■ WHAT YOU SHOULD DO ■
Return each line containing "Spell".

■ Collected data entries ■
● ● ●
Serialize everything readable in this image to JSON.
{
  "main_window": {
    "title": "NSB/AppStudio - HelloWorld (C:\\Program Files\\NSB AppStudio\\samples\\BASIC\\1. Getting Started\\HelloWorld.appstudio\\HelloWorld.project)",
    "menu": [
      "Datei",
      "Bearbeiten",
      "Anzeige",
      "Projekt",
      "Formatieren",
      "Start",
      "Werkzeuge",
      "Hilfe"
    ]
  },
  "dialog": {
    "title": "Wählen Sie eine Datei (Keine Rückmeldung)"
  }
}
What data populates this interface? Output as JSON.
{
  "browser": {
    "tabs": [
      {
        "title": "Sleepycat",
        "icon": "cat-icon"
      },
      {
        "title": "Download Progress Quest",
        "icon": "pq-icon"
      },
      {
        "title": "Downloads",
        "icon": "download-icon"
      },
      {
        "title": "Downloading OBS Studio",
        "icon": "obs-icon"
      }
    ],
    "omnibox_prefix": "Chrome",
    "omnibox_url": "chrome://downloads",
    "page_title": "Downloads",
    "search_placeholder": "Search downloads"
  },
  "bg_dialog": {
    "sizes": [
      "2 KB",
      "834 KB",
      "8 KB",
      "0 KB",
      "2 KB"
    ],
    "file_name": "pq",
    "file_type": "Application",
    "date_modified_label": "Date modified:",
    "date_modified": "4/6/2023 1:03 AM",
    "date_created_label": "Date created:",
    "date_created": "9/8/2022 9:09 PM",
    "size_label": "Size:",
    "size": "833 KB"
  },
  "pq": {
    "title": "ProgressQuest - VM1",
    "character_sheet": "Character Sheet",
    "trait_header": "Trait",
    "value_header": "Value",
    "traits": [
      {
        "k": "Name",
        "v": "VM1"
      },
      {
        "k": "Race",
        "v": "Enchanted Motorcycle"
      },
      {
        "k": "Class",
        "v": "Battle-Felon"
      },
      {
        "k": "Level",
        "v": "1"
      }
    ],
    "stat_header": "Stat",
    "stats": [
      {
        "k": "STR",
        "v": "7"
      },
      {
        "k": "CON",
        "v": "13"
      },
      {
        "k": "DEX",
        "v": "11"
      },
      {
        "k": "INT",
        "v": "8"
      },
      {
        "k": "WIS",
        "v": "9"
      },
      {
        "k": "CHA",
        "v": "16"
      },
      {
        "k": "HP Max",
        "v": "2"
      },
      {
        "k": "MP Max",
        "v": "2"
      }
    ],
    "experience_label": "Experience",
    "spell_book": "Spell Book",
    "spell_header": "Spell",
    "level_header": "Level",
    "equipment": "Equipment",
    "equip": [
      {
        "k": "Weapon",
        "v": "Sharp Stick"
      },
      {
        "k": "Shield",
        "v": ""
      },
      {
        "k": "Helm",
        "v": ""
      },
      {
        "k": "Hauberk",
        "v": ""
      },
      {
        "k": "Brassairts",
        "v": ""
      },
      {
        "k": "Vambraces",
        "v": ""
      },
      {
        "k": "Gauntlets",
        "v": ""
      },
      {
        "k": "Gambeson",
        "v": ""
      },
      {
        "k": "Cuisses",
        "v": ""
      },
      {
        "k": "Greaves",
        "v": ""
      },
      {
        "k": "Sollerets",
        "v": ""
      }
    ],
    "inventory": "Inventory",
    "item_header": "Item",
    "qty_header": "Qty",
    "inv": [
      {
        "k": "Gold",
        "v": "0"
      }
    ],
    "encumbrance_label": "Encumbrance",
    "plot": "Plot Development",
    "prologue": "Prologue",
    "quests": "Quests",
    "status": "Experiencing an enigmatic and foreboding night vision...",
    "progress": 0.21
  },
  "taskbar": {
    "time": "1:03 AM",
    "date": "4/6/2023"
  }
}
● ● ●
■ WRITTEN RESPONSE ■
    "spell_book": "Spell Book",
    "spell_header": "Spell",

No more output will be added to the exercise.